• **Data items**
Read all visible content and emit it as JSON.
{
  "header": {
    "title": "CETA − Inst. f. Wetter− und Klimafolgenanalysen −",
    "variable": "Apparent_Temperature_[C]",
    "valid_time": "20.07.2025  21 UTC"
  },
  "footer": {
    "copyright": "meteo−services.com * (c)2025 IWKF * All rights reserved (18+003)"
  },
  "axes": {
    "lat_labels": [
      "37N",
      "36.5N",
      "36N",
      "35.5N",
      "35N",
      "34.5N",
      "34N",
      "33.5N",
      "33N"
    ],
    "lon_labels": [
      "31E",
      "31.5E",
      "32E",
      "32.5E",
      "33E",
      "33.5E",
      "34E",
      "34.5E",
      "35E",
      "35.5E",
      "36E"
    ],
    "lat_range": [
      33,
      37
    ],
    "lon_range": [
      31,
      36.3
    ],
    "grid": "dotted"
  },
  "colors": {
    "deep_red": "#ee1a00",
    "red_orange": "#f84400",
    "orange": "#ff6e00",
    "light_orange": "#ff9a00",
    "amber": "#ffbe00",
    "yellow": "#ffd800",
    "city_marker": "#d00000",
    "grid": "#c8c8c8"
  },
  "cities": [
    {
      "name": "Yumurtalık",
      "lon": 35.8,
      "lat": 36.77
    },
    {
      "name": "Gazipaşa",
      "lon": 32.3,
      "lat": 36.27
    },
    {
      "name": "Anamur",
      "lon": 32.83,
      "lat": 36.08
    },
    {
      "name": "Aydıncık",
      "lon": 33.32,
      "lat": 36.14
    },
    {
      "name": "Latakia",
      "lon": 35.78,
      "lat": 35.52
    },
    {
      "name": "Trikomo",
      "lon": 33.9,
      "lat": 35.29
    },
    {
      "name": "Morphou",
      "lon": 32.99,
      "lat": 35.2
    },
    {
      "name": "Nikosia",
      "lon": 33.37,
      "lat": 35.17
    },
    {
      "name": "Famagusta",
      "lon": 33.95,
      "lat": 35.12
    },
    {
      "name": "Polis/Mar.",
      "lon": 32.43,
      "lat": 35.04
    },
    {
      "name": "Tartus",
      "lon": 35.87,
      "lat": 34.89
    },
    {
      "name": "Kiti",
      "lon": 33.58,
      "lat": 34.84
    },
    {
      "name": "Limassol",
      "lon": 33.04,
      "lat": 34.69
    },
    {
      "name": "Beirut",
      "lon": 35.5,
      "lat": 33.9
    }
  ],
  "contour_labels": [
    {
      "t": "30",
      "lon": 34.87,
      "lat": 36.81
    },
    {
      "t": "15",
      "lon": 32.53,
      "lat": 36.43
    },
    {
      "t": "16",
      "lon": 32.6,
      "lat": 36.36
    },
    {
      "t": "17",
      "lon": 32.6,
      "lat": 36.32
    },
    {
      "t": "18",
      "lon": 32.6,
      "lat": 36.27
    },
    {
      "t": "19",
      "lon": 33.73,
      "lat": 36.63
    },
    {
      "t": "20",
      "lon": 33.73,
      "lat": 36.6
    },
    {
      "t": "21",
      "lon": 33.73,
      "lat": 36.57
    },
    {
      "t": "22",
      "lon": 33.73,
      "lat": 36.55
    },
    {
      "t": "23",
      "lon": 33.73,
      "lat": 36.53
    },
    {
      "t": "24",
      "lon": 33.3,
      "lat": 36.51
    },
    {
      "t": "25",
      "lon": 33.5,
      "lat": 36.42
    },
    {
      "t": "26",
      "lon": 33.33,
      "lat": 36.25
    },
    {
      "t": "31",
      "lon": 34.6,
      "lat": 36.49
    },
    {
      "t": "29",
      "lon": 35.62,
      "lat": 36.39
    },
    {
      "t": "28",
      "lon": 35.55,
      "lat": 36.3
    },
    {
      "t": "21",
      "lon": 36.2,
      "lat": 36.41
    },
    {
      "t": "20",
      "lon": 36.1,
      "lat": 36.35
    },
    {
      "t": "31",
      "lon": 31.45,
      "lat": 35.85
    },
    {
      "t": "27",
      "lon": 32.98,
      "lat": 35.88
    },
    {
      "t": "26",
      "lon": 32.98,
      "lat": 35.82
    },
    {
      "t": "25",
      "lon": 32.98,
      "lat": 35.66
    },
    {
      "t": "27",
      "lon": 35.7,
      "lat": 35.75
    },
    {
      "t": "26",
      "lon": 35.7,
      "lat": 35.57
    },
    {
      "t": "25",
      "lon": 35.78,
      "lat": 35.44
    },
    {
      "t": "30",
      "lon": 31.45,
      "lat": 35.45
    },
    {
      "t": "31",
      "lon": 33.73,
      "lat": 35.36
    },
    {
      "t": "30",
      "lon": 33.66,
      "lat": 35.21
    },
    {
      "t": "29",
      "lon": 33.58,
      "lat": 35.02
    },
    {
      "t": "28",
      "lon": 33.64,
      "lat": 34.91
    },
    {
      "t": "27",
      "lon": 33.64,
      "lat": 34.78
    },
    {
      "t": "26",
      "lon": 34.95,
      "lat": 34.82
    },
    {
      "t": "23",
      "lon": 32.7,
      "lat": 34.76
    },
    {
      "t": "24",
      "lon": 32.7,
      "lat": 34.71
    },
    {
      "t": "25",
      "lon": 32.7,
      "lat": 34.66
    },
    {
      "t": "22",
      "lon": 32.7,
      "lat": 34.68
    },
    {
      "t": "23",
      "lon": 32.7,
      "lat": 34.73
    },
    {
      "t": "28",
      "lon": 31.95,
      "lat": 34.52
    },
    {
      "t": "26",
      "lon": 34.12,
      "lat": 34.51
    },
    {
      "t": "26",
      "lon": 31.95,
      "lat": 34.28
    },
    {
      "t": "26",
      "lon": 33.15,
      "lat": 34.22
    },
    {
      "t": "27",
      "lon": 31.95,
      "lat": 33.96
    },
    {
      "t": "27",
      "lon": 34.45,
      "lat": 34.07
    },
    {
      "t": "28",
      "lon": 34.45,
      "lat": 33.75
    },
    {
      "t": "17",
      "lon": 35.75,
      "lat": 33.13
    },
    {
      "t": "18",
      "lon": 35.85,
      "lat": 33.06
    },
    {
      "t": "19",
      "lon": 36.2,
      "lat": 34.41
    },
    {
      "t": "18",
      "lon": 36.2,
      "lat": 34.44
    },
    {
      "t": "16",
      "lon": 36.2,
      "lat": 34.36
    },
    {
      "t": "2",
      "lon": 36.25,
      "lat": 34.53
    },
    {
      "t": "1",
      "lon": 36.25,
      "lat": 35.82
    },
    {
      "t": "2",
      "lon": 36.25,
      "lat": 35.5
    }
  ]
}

• **The task**
All of the lines above must be returned exactly.

• **Written answer**
Read all visible content and emit it as JSON.
{
  "header": {
    "title": "CETA − Inst. f. Wetter− und Klimafolgenanalysen −",
    "variable": "Apparent_Temperature_[C]",
    "valid_time": "20.07.2025  21 UTC"
  },
  "footer": {
    "copyright": "meteo−services.com * (c)2025 IWKF * All rights reserved (18+003)"
  },
  "axes": {
    "lat_labels": [
      "37N",
      "36.5N",
      "36N",
      "35.5N",
      "35N",
      "34.5N",
      "34N",
      "33.5N",
      "33N"
    ],
    "lon_labels": [
      "31E",
      "31.5E",
      "32E",
      "32.5E",
      "33E",
      "33.5E",
      "34E",
      "34.5E",
      "35E",
      "35.5E",
      "36E"
    ],
    "lat_range": [
      33,
      37
    ],
    "lon_range": [
      31,
      36.3
    ],
    "grid": "dotted"
  },
  "colors": {
    "deep_red": "#ee1a00",
    "red_orange": "#f84400",
    "orange": "#ff6e00",
    "light_orange": "#ff9a00",
    "amber": "#ffbe00",
    "yellow": "#ffd800",
    "city_marker": "#d00000",
    "grid": "#c8c8c8"
  },
  "cities": [
    {
      "name": "Yumurtalık",
      "lon": 35.8,
      "lat": 36.77
    },
    {
      "name": "Gazipaşa",
      "lon": 32.3,
      "lat": 36.27
    },
    {
      "name": "Anamur",
      "lon": 32.83,
      "lat": 36.08
    },
    {
      "name": "Aydıncık",
      "lon": 33.32,
      "lat": 36.14
    },
    {
      "name": "Latakia",
      "lon": 35.78,
      "lat": 35.52
    },
    {
      "name": "Trikomo",
      "lon": 33.9,
      "lat": 35.29
    },
    {
      "name": "Morphou",
      "lon": 32.99,
      "lat": 35.2
    },
    {
      "name": "Nikosia",
      "lon": 33.37,
      "lat": 35.17
    },
    {
      "name": "Famagusta",
      "lon": 33.95,
      "lat": 35.12
    },
    {
      "name": "Polis/Mar.",
      "lon": 32.43,
      "lat": 35.04
    },
    {
      "name": "Tartus",
      "lon": 35.87,
      "lat": 34.89
    },
    {
      "name": "Kiti",
      "lon": 33.58,
      "lat": 34.84
    },
    {
      "name": "Limassol",
      "lon": 33.04,
      "lat": 34.69
    },
    {
      "name": "Beirut",
      "lon": 35.5,
      "lat": 33.9
    }
  ],
  "contour_labels": [
    {
      "t": "30",
      "lon": 34.87,
      "lat": 36.81
    },
    {
      "t": "15",
      "lon": 32.53,
      "lat": 36.43
    },
    {
      "t": "16",
      "lon": 32.6,
      "lat": 36.36
    },
    {
      "t": "17",
      "lon": 32.6,
      "lat": 36.32
    },
    {
      "t": "18",
      "lon": 32.6,
      "lat": 36.27
    },
    {
      "t": "19",
      "lon": 33.73,
      "lat": 36.63
    },
    {
      "t": "20",
      "lon": 33.73,
      "lat": 36.6
    },
    {
      "t": "21",
      "lon": 33.73,
      "lat": 36.57
    },
    {
      "t": "22",
      "lon": 33.73,
      "lat": 36.55
    },
    {
      "t": "23",
      "lon": 33.73,
      "lat": 36.53
    },
    {
      "t": "24",
      "lon": 33.3,
      "lat": 36.51
    },
    {
      "t": "25",
      "lon": 33.5,
      "lat": 36.42
    },
    {
      "t": "26",
      "lon": 33.33,
      "lat": 36.25
    },
    {
      "t": "31",
      "lon": 34.6,
      "lat": 36.49
    },
    {
      "t": "29",
      "lon": 35.62,
      "lat": 36.39
    },
    {
      "t": "28",
      "lon": 35.55,
      "lat": 36.3
    },
    {
      "t": "21",
      "lon": 36.2,
      "lat": 36.41
    },
    {
      "t": "20",
      "lon": 36.1,
      "lat": 36.35
    },
    {
      "t": "31",
      "lon": 31.45,
      "lat": 35.85
    },
    {
      "t": "27",
      "lon": 32.98,
      "lat": 35.88
    },
    {
      "t": "26",
      "lon": 32.98,
      "lat": 35.82
    },
    {
      "t": "25",
      "lon": 32.98,
      "lat": 35.66
    },
    {
      "t": "27",
      "lon": 35.7,
      "lat": 35.75
    },
    {
      "t": "26",
      "lon": 35.7,
      "lat": 35.57
    },
    {
      "t": "25",
      "lon": 35.78,
      "lat": 35.44
    },
    {
      "t": "30",
      "lon": 31.45,
      "lat": 35.45
    },
    {
      "t": "31",
      "lon": 33.73,
      "lat": 35.36
    },
    {
      "t": "30",
      "lon": 33.66,
      "lat": 35.21
    },
    {
      "t": "29",
      "lon": 33.58,
      "lat": 35.02
    },
    {
      "t": "28",
      "lon": 33.64,
      "lat": 34.91
    },
    {
      "t": "27",
      "lon": 33.64,
      "lat": 34.78
    },
    {
      "t": "26",
      "lon": 34.95,
      "lat": 34.82
    },
    {
      "t": "23",
      "lon": 32.7,
      "lat": 34.76
    },
    {
      "t": "24",
      "lon": 32.7,
      "lat": 34.71
    },
    {
      "t": "25",
      "lon": 32.7,
      "lat": 34.66
    },
    {
      "t": "22",
      "lon": 32.7,
      "lat": 34.68
    },
    {
      "t": "23",
      "lon": 32.7,
      "lat": 34.73
    },
    {
      "t": "28",
      "lon": 31.95,
      "lat": 34.52
    },
    {
      "t": "26",
      "lon": 34.12,
      "lat": 34.51
    },
    {
      "t": "26",
      "lon": 31.95,
      "lat": 34.28
    },
    {
      "t": "26",
      "lon": 33.15,
      "lat": 34.22
    },
    {
      "t": "27",
      "lon": 31.95,
      "lat": 33.96
    },
    {
      "t": "27",
      "lon": 34.45,
      "lat": 34.07
    },
    {
      "t": "28",
      "lon": 34.45,
      "lat": 33.75
    },
    {
      "t": "17",
      "lon": 35.75,
      "lat": 33.13
    },
    {
      "t": "18",
      "lon": 35.85,
      "lat": 33.06
    },
    {
      "t": "19",
      "lon": 36.2,
      "lat": 34.41
    },
    {
      "t": "18",
      "lon": 36.2,
      "lat": 34.44
    },
    {
      "t": "16",
      "lon": 36.2,
      "lat": 34.36
    },
    {
      "t": "2",
      "lon": 36.25,
      "lat": 34.53
    },
    {
      "t": "1",
      "lon": 36.25,
      "lat": 35.82
    },
    {
      "t": "2",
      "lon": 36.25,
      "lat": 35.5
    }
  ]
}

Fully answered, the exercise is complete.